§ **DATA FOR THIS TASK**
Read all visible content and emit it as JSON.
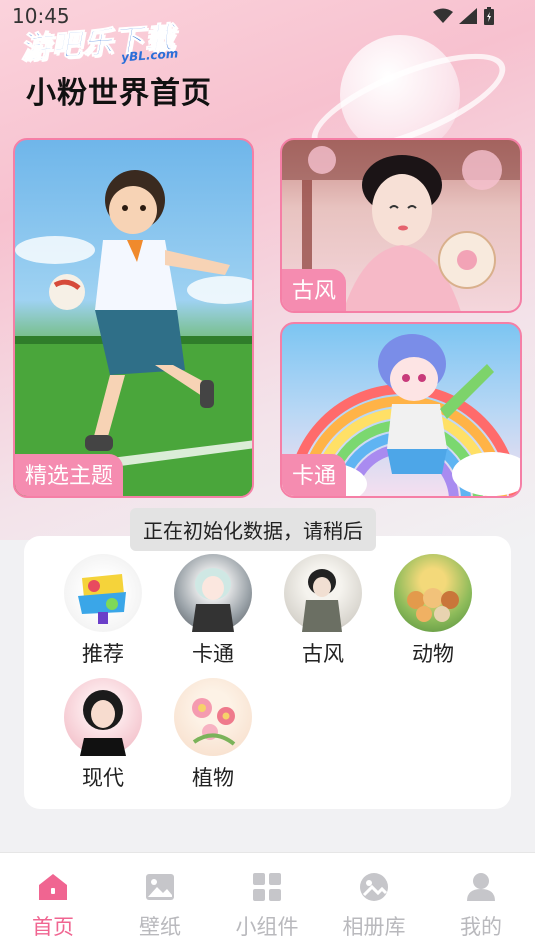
{
  "status_bar": {
    "time": "10:45"
  },
  "watermark": {
    "text": "游吧乐下载",
    "subtext": "yBL.com"
  },
  "page_title": "小粉世界首页",
  "cards": {
    "featured": {
      "label": "精选主题"
    },
    "guofeng": {
      "label": "古风"
    },
    "cartoon": {
      "label": "卡通"
    }
  },
  "toast": "正在初始化数据，请稍后",
  "categories": [
    {
      "label": "推荐",
      "icon": "graffiti-thumb"
    },
    {
      "label": "卡通",
      "icon": "anime-girl-thumb"
    },
    {
      "label": "古风",
      "icon": "ancient-girl-thumb"
    },
    {
      "label": "动物",
      "icon": "animals-thumb"
    },
    {
      "label": "现代",
      "icon": "modern-woman-thumb"
    },
    {
      "label": "植物",
      "icon": "flowers-thumb"
    }
  ],
  "tabbar": [
    {
      "label": "首页",
      "icon": "home-icon",
      "active": true
    },
    {
      "label": "壁纸",
      "icon": "image-icon",
      "active": false
    },
    {
      "label": "小组件",
      "icon": "widgets-icon",
      "active": false
    },
    {
      "label": "相册库",
      "icon": "album-icon",
      "active": false
    },
    {
      "label": "我的",
      "icon": "user-icon",
      "active": false
    }
  ],
  "colors": {
    "accent": "#f06591",
    "tag_bg": "#f58cb0",
    "inactive": "#b9b9bd"
  }
}
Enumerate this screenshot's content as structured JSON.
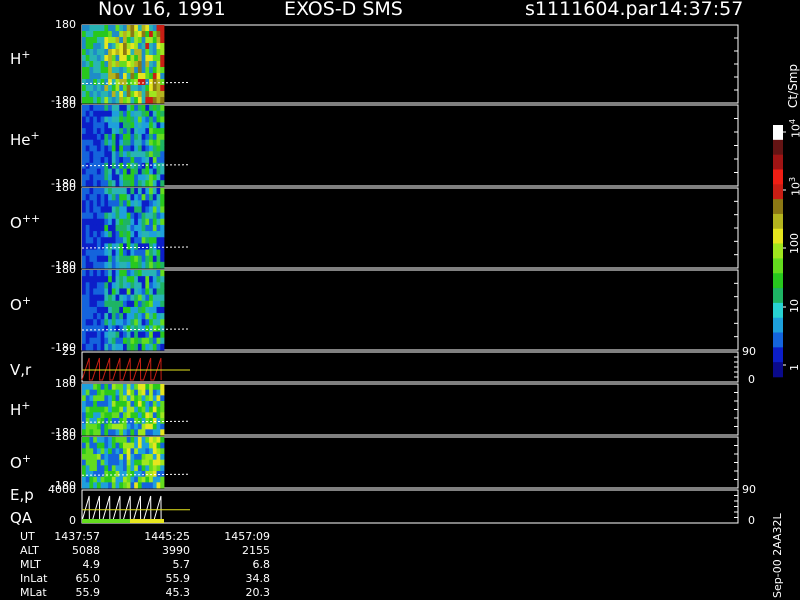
{
  "header": {
    "date": "Nov 16, 1991",
    "instrument": "EXOS-D SMS",
    "file": "s1111604.par",
    "time": "14:37:57"
  },
  "chart_data": {
    "type": "heatmap",
    "panels": [
      {
        "label_base": "H",
        "label_sup": "+",
        "ymax": "180",
        "ymin": "-180",
        "kind": "spectrogram",
        "variant": "a"
      },
      {
        "label_base": "He",
        "label_sup": "+",
        "ymax": "180",
        "ymin": "-180",
        "kind": "spectrogram",
        "variant": "b"
      },
      {
        "label_base": "O",
        "label_sup": "++",
        "ymax": "180",
        "ymin": "-180",
        "kind": "spectrogram",
        "variant": "b"
      },
      {
        "label_base": "O",
        "label_sup": "+",
        "ymax": "180",
        "ymin": "-180",
        "kind": "spectrogram",
        "variant": "b"
      },
      {
        "label_base": "V,r",
        "label_sup": "",
        "ymax": "25",
        "ymin": "0",
        "kind": "line",
        "right_top": "90",
        "right_bottom": "0"
      },
      {
        "label_base": "H",
        "label_sup": "+",
        "ymax": "180",
        "ymin": "-180",
        "kind": "spectrogram",
        "variant": "c"
      },
      {
        "label_base": "O",
        "label_sup": "+",
        "ymax": "180",
        "ymin": "-180",
        "kind": "spectrogram",
        "variant": "c"
      },
      {
        "label_base": "E,p",
        "label_sup": "",
        "label2": "QA",
        "ymax": "4000",
        "ymin": "0",
        "kind": "line",
        "right_top": "90",
        "right_bottom": "0"
      }
    ],
    "colorbar": {
      "title": "Ct/Smp",
      "tick_labels": [
        "1",
        "10",
        "100",
        "10",
        "10"
      ],
      "tick_sups": [
        "",
        "",
        "",
        "3",
        "4"
      ],
      "colors": [
        "#0a0a8c",
        "#0c1ec8",
        "#1464dc",
        "#1ea0dc",
        "#28d2d2",
        "#1eb464",
        "#28c81e",
        "#64dc1e",
        "#a0e61e",
        "#e6e61e",
        "#b4b41e",
        "#8c7814",
        "#c81e14",
        "#f01e14",
        "#a01414",
        "#641414",
        "#ffffff"
      ],
      "log_scale": true,
      "vmin": 1,
      "vmax": 10000
    },
    "time_labels": [
      "1437:57",
      "1445:25",
      "1457:09"
    ]
  },
  "orbit": {
    "rows": [
      {
        "label": "UT",
        "values": [
          "1437:57",
          "1445:25",
          "1457:09"
        ]
      },
      {
        "label": "ALT",
        "values": [
          "5088",
          "3990",
          "2155"
        ]
      },
      {
        "label": "MLT",
        "values": [
          "4.9",
          "5.7",
          "6.8"
        ]
      },
      {
        "label": "InLat",
        "values": [
          "65.0",
          "55.9",
          "34.8"
        ]
      },
      {
        "label": "MLat",
        "values": [
          "55.9",
          "45.3",
          "20.3"
        ]
      }
    ]
  },
  "footer_id": "Sep-00 2AA32L"
}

§ **SHORT TASK**
Leave out the pictures and repeat everything else in the records exactly.

§ **RESPONSE FOR THIS EXERCISE**
Read all visible content and emit it as JSON.
{
  "status_bar": {
    "time": "10:45"
  },
  "watermark": {
    "text": "游吧乐下载",
    "subtext": "yBL.com"
  },
  "page_title": "小粉世界首页",
  "cards": {
    "featured": {
      "label": "精选主题"
    },
    "guofeng": {
      "label": "古风"
    },
    "cartoon": {
      "label": "卡通"
    }
  },
  "toast": "正在初始化数据，请稍后",
  "categories": [
    {
      "label": "推荐",
      "icon": "graffiti-thumb"
    },
    {
      "label": "卡通",
      "icon": "anime-girl-thumb"
    },
    {
      "label": "古风",
      "icon": "ancient-girl-thumb"
    },
    {
      "label": "动物",
      "icon": "animals-thumb"
    },
    {
      "label": "现代",
      "icon": "modern-woman-thumb"
    },
    {
      "label": "植物",
      "icon": "flowers-thumb"
    }
  ],
  "tabbar": [
    {
      "label": "首页",
      "icon": "home-icon",
      "active": true
    },
    {
      "label": "壁纸",
      "icon": "image-icon",
      "active": false
    },
    {
      "label": "小组件",
      "icon": "widgets-icon",
      "active": false
    },
    {
      "label": "相册库",
      "icon": "album-icon",
      "active": false
    },
    {
      "label": "我的",
      "icon": "user-icon",
      "active": false
    }
  ],
  "colors": {
    "accent": "#f06591",
    "tag_bg": "#f58cb0",
    "inactive": "#b9b9bd"
  }
}
Enumerate this screenshot's content as structured JSON.
{
  "header": {
    "date": "Nov 16, 1991",
    "instrument": "EXOS-D SMS",
    "file": "s1111604.par",
    "time": "14:37:57"
  },
  "chart_data": {
    "type": "heatmap",
    "panels": [
      {
        "label_base": "H",
        "label_sup": "+",
        "ymax": "180",
        "ymin": "-180",
        "kind": "spectrogram",
        "variant": "a"
      },
      {
        "label_base": "He",
        "label_sup": "+",
        "ymax": "180",
        "ymin": "-180",
        "kind": "spectrogram",
        "variant": "b"
      },
      {
        "label_base": "O",
        "label_sup": "++",
        "ymax": "180",
        "ymin": "-180",
        "kind": "spectrogram",
        "variant": "b"
      },
      {
        "label_base": "O",
        "label_sup": "+",
        "ymax": "180",
        "ymin": "-180",
        "kind": "spectrogram",
        "variant": "b"
      },
      {
        "label_base": "V,r",
        "label_sup": "",
        "ymax": "25",
        "ymin": "0",
        "kind": "line",
        "right_top": "90",
        "right_bottom": "0"
      },
      {
        "label_base": "H",
        "label_sup": "+",
        "ymax": "180",
        "ymin": "-180",
        "kind": "spectrogram",
        "variant": "c"
      },
      {
        "label_base": "O",
        "label_sup": "+",
        "ymax": "180",
        "ymin": "-180",
        "kind": "spectrogram",
        "variant": "c"
      },
      {
        "label_base": "E,p",
        "label_sup": "",
        "label2": "QA",
        "ymax": "4000",
        "ymin": "0",
        "kind": "line",
        "right_top": "90",
        "right_bottom": "0"
      }
    ],
    "colorbar": {
      "title": "Ct/Smp",
      "tick_labels": [
        "1",
        "10",
        "100",
        "10",
        "10"
      ],
      "tick_sups": [
        "",
        "",
        "",
        "3",
        "4"
      ],
      "colors": [
        "#0a0a8c",
        "#0c1ec8",
        "#1464dc",
        "#1ea0dc",
        "#28d2d2",
        "#1eb464",
        "#28c81e",
        "#64dc1e",
        "#a0e61e",
        "#e6e61e",
        "#b4b41e",
        "#8c7814",
        "#c81e14",
        "#f01e14",
        "#a01414",
        "#641414",
        "#ffffff"
      ],
      "log_scale": true,
      "vmin": 1,
      "vmax": 10000
    },
    "time_labels": [
      "1437:57",
      "1445:25",
      "1457:09"
    ]
  },
  "orbit": {
    "rows": [
      {
        "label": "UT",
        "values": [
          "1437:57",
          "1445:25",
          "1457:09"
        ]
      },
      {
        "label": "ALT",
        "values": [
          "5088",
          "3990",
          "2155"
        ]
      },
      {
        "label": "MLT",
        "values": [
          "4.9",
          "5.7",
          "6.8"
        ]
      },
      {
        "label": "InLat",
        "values": [
          "65.0",
          "55.9",
          "34.8"
        ]
      },
      {
        "label": "MLat",
        "values": [
          "55.9",
          "45.3",
          "20.3"
        ]
      }
    ]
  },
  "footer_id": "Sep-00 2AA32L"
}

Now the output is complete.